Go through the material and write it all out exactly, minus the pictures.

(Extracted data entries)
┌──
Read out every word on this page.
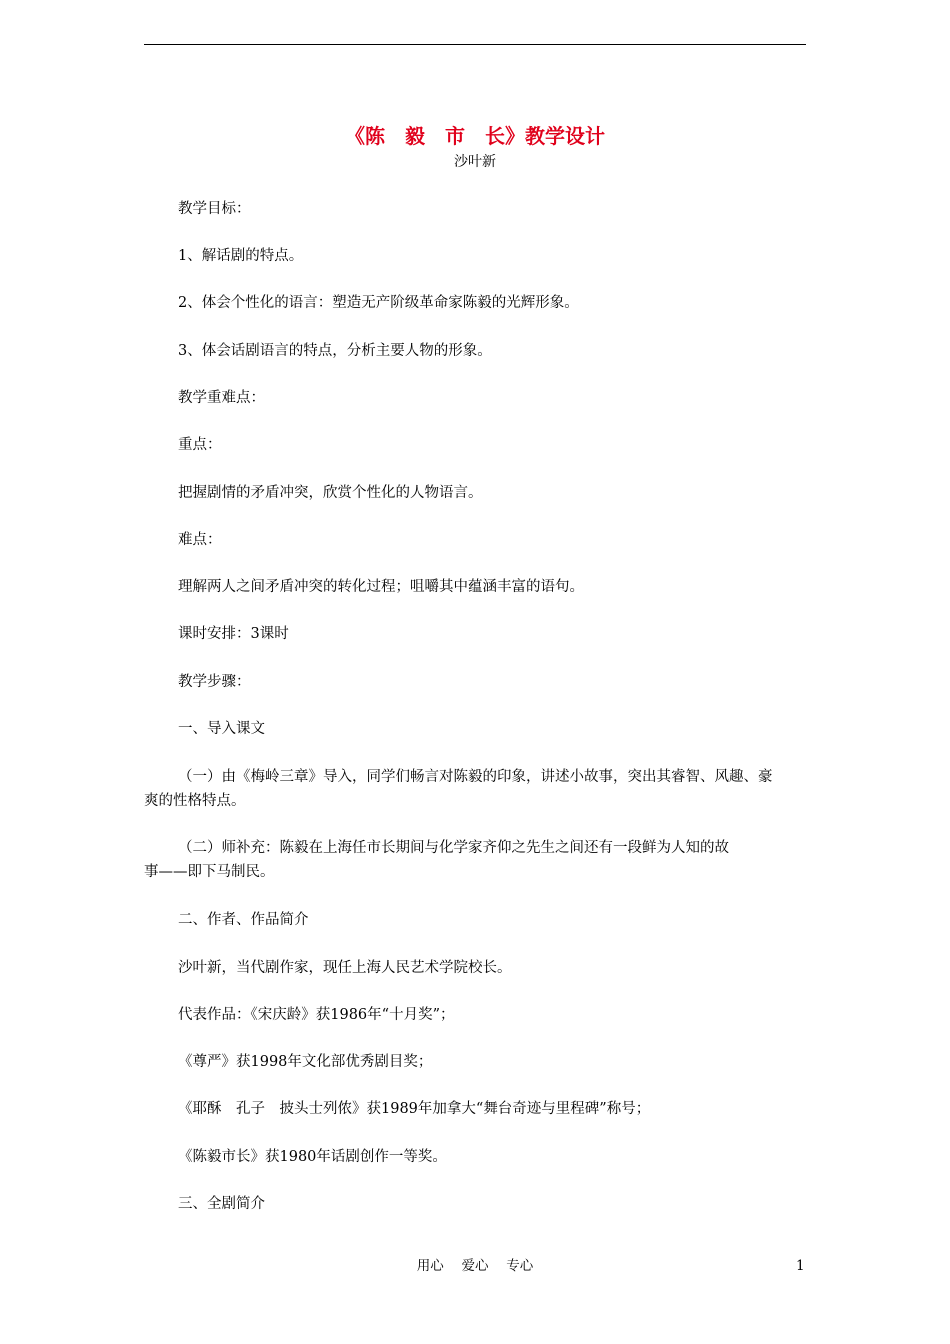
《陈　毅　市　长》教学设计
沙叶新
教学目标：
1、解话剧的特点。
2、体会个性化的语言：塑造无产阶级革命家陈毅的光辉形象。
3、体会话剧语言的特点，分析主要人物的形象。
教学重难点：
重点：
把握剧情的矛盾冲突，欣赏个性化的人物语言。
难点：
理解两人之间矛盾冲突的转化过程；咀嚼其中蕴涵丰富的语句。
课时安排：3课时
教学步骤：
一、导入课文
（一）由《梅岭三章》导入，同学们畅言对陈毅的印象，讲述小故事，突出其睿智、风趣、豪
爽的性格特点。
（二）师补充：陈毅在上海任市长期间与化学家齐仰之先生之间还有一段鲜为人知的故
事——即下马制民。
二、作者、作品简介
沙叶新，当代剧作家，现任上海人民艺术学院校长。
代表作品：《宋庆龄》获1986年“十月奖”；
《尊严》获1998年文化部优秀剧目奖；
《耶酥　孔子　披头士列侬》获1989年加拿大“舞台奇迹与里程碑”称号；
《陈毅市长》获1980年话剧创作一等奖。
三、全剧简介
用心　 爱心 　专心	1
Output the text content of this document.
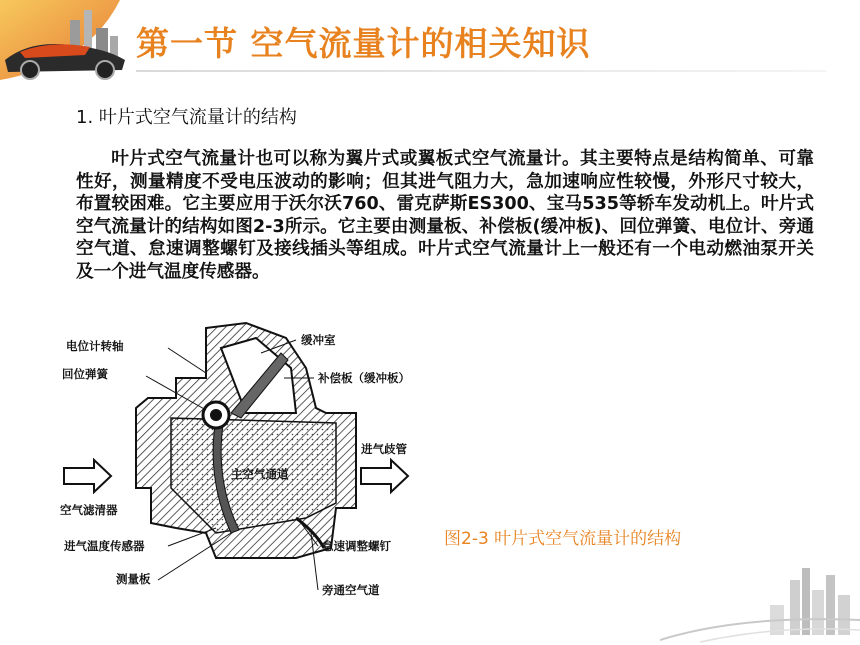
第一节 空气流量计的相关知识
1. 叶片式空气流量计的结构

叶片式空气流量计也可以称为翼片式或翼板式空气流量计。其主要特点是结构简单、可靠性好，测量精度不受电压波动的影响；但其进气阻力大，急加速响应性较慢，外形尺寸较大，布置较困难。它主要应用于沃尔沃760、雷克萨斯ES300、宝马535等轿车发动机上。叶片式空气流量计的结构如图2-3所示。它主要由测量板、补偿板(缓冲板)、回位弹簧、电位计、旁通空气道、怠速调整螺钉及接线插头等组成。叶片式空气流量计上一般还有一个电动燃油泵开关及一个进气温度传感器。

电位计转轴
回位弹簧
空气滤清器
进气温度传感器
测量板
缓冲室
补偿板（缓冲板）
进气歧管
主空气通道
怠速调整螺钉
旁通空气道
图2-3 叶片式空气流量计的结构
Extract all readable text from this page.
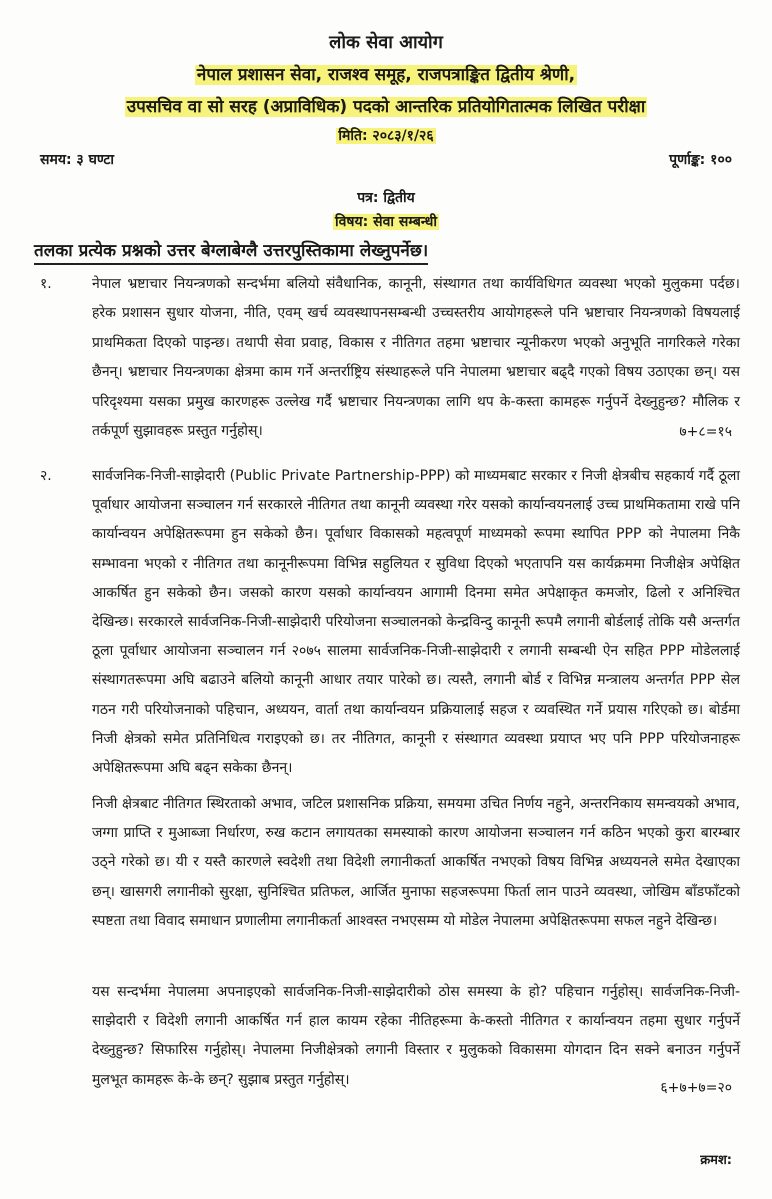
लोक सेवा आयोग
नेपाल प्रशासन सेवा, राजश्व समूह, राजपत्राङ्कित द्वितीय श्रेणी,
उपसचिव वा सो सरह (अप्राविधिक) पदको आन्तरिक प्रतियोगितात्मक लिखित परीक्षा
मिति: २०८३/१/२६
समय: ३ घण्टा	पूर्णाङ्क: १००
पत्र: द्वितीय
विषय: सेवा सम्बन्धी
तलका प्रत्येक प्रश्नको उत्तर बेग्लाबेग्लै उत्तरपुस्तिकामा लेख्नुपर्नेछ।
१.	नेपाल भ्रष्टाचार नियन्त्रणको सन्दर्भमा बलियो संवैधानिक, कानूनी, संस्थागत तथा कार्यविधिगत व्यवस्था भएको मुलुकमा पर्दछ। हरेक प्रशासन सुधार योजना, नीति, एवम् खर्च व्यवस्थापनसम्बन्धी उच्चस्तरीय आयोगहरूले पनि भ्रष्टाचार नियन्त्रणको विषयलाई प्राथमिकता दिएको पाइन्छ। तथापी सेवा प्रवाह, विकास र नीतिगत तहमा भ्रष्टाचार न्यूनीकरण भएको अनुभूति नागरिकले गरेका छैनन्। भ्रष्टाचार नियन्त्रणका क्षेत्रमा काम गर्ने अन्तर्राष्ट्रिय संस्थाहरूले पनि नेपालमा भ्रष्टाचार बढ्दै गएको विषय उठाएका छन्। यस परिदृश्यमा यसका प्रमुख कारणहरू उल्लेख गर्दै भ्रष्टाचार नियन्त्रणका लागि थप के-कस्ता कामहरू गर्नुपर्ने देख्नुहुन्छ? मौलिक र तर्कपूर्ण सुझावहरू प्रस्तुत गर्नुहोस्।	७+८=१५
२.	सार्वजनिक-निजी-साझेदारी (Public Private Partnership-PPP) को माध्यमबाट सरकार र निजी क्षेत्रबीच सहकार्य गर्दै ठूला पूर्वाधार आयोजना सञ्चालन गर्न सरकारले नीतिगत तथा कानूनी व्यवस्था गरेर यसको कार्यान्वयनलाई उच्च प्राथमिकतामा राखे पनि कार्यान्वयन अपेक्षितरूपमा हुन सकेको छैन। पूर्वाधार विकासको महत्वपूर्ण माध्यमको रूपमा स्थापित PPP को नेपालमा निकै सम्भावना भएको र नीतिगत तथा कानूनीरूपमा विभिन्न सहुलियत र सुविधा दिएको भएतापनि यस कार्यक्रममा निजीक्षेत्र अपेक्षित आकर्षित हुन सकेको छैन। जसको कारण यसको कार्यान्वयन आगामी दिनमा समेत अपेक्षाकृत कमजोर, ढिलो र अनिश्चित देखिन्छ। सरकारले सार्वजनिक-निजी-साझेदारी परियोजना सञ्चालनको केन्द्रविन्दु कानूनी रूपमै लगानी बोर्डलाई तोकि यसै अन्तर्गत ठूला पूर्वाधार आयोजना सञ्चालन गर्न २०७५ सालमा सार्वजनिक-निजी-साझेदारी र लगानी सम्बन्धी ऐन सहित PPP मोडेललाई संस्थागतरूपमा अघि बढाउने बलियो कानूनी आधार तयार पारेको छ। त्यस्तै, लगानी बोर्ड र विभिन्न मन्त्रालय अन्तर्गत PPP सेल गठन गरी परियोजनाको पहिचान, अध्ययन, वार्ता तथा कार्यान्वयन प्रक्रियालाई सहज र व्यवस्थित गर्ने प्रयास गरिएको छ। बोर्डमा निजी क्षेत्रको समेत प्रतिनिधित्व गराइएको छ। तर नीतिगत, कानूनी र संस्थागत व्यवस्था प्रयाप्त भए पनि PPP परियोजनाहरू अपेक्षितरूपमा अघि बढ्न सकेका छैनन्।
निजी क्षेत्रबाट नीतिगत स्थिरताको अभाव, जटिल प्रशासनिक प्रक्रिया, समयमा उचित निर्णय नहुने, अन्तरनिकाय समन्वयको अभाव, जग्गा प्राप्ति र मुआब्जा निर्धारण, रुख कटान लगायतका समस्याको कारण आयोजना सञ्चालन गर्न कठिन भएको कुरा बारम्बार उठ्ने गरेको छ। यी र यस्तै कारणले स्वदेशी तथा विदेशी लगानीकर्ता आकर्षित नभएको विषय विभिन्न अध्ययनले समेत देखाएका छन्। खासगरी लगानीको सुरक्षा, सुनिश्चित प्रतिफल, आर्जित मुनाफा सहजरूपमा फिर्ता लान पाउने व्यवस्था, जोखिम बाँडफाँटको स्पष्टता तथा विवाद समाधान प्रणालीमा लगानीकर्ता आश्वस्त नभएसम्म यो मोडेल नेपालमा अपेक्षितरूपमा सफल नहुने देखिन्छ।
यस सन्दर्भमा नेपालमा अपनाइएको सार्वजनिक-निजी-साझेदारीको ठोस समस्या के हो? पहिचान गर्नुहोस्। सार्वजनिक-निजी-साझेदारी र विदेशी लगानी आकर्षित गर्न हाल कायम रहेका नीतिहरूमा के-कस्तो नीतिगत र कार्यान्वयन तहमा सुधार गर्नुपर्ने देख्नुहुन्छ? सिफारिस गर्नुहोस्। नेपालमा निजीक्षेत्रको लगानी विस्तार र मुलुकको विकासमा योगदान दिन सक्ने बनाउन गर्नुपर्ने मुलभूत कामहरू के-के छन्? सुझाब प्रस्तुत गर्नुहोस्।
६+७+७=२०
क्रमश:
└──
▸ Output of the task:
Read out every word on this page.
《陈　毅　市　长》教学设计
沙叶新
教学目标：
1、解话剧的特点。
2、体会个性化的语言：塑造无产阶级革命家陈毅的光辉形象。
3、体会话剧语言的特点，分析主要人物的形象。
教学重难点：
重点：
把握剧情的矛盾冲突，欣赏个性化的人物语言。
难点：
理解两人之间矛盾冲突的转化过程；咀嚼其中蕴涵丰富的语句。
课时安排：3课时
教学步骤：
一、导入课文
（一）由《梅岭三章》导入，同学们畅言对陈毅的印象，讲述小故事，突出其睿智、风趣、豪
爽的性格特点。
（二）师补充：陈毅在上海任市长期间与化学家齐仰之先生之间还有一段鲜为人知的故
事——即下马制民。
二、作者、作品简介
沙叶新，当代剧作家，现任上海人民艺术学院校长。
代表作品：《宋庆龄》获1986年“十月奖”；
《尊严》获1998年文化部优秀剧目奖；
《耶酥　孔子　披头士列侬》获1989年加拿大“舞台奇迹与里程碑”称号；
《陈毅市长》获1980年话剧创作一等奖。
三、全剧简介
用心　 爱心 　专心	1
Output the text content of this document.
第一节 空气流量计的相关知识
1. 叶片式空气流量计的结构

叶片式空气流量计也可以称为翼片式或翼板式空气流量计。其主要特点是结构简单、可靠性好，测量精度不受电压波动的影响；但其进气阻力大，急加速响应性较慢，外形尺寸较大，布置较困难。它主要应用于沃尔沃760、雷克萨斯ES300、宝马535等轿车发动机上。叶片式空气流量计的结构如图2-3所示。它主要由测量板、补偿板(缓冲板)、回位弹簧、电位计、旁通空气道、怠速调整螺钉及接线插头等组成。叶片式空气流量计上一般还有一个电动燃油泵开关及一个进气温度传感器。

电位计转轴
回位弹簧
空气滤清器
进气温度传感器
测量板
缓冲室
补偿板（缓冲板）
进气歧管
主空气通道
怠速调整螺钉
旁通空气道
图2-3 叶片式空气流量计的结构
Extract all readable text from this page.
लोक सेवा आयोग
नेपाल प्रशासन सेवा, राजश्व समूह, राजपत्राङ्कित द्वितीय श्रेणी,
उपसचिव वा सो सरह (अप्राविधिक) पदको आन्तरिक प्रतियोगितात्मक लिखित परीक्षा
मिति: २०८३/१/२६
समय: ३ घण्टा	पूर्णाङ्क: १००
पत्र: द्वितीय
विषय: सेवा सम्बन्धी
तलका प्रत्येक प्रश्नको उत्तर बेग्लाबेग्लै उत्तरपुस्तिकामा लेख्नुपर्नेछ।
१.	नेपाल भ्रष्टाचार नियन्त्रणको सन्दर्भमा बलियो संवैधानिक, कानूनी, संस्थागत तथा कार्यविधिगत व्यवस्था भएको मुलुकमा पर्दछ। हरेक प्रशासन सुधार योजना, नीति, एवम् खर्च व्यवस्थापनसम्बन्धी उच्चस्तरीय आयोगहरूले पनि भ्रष्टाचार नियन्त्रणको विषयलाई प्राथमिकता दिएको पाइन्छ। तथापी सेवा प्रवाह, विकास र नीतिगत तहमा भ्रष्टाचार न्यूनीकरण भएको अनुभूति नागरिकले गरेका छैनन्। भ्रष्टाचार नियन्त्रणका क्षेत्रमा काम गर्ने अन्तर्राष्ट्रिय संस्थाहरूले पनि नेपालमा भ्रष्टाचार बढ्दै गएको विषय उठाएका छन्। यस परिदृश्यमा यसका प्रमुख कारणहरू उल्लेख गर्दै भ्रष्टाचार नियन्त्रणका लागि थप के-कस्ता कामहरू गर्नुपर्ने देख्नुहुन्छ? मौलिक र तर्कपूर्ण सुझावहरू प्रस्तुत गर्नुहोस्।	७+८=१५
२.	सार्वजनिक-निजी-साझेदारी (Public Private Partnership-PPP) को माध्यमबाट सरकार र निजी क्षेत्रबीच सहकार्य गर्दै ठूला पूर्वाधार आयोजना सञ्चालन गर्न सरकारले नीतिगत तथा कानूनी व्यवस्था गरेर यसको कार्यान्वयनलाई उच्च प्राथमिकतामा राखे पनि कार्यान्वयन अपेक्षितरूपमा हुन सकेको छैन। पूर्वाधार विकासको महत्वपूर्ण माध्यमको रूपमा स्थापित PPP को नेपालमा निकै सम्भावना भएको र नीतिगत तथा कानूनीरूपमा विभिन्न सहुलियत र सुविधा दिएको भएतापनि यस कार्यक्रममा निजीक्षेत्र अपेक्षित आकर्षित हुन सकेको छैन। जसको कारण यसको कार्यान्वयन आगामी दिनमा समेत अपेक्षाकृत कमजोर, ढिलो र अनिश्चित देखिन्छ। सरकारले सार्वजनिक-निजी-साझेदारी परियोजना सञ्चालनको केन्द्रविन्दु कानूनी रूपमै लगानी बोर्डलाई तोकि यसै अन्तर्गत ठूला पूर्वाधार आयोजना सञ्चालन गर्न २०७५ सालमा सार्वजनिक-निजी-साझेदारी र लगानी सम्बन्धी ऐन सहित PPP मोडेललाई संस्थागतरूपमा अघि बढाउने बलियो कानूनी आधार तयार पारेको छ। त्यस्तै, लगानी बोर्ड र विभिन्न मन्त्रालय अन्तर्गत PPP सेल गठन गरी परियोजनाको पहिचान, अध्ययन, वार्ता तथा कार्यान्वयन प्रक्रियालाई सहज र व्यवस्थित गर्ने प्रयास गरिएको छ। बोर्डमा निजी क्षेत्रको समेत प्रतिनिधित्व गराइएको छ। तर नीतिगत, कानूनी र संस्थागत व्यवस्था प्रयाप्त भए पनि PPP परियोजनाहरू अपेक्षितरूपमा अघि बढ्न सकेका छैनन्।
निजी क्षेत्रबाट नीतिगत स्थिरताको अभाव, जटिल प्रशासनिक प्रक्रिया, समयमा उचित निर्णय नहुने, अन्तरनिकाय समन्वयको अभाव, जग्गा प्राप्ति र मुआब्जा निर्धारण, रुख कटान लगायतका समस्याको कारण आयोजना सञ्चालन गर्न कठिन भएको कुरा बारम्बार उठ्ने गरेको छ। यी र यस्तै कारणले स्वदेशी तथा विदेशी लगानीकर्ता आकर्षित नभएको विषय विभिन्न अध्ययनले समेत देखाएका छन्। खासगरी लगानीको सुरक्षा, सुनिश्चित प्रतिफल, आर्जित मुनाफा सहजरूपमा फिर्ता लान पाउने व्यवस्था, जोखिम बाँडफाँटको स्पष्टता तथा विवाद समाधान प्रणालीमा लगानीकर्ता आश्वस्त नभएसम्म यो मोडेल नेपालमा अपेक्षितरूपमा सफल नहुने देखिन्छ।
यस सन्दर्भमा नेपालमा अपनाइएको सार्वजनिक-निजी-साझेदारीको ठोस समस्या के हो? पहिचान गर्नुहोस्। सार्वजनिक-निजी-साझेदारी र विदेशी लगानी आकर्षित गर्न हाल कायम रहेका नीतिहरूमा के-कस्तो नीतिगत र कार्यान्वयन तहमा सुधार गर्नुपर्ने देख्नुहुन्छ? सिफारिस गर्नुहोस्। नेपालमा निजीक्षेत्रको लगानी विस्तार र मुलुकको विकासमा योगदान दिन सक्ने बनाउन गर्नुपर्ने मुलभूत कामहरू के-के छन्? सुझाब प्रस्तुत गर्नुहोस्।
६+७+७=२०
क्रमश:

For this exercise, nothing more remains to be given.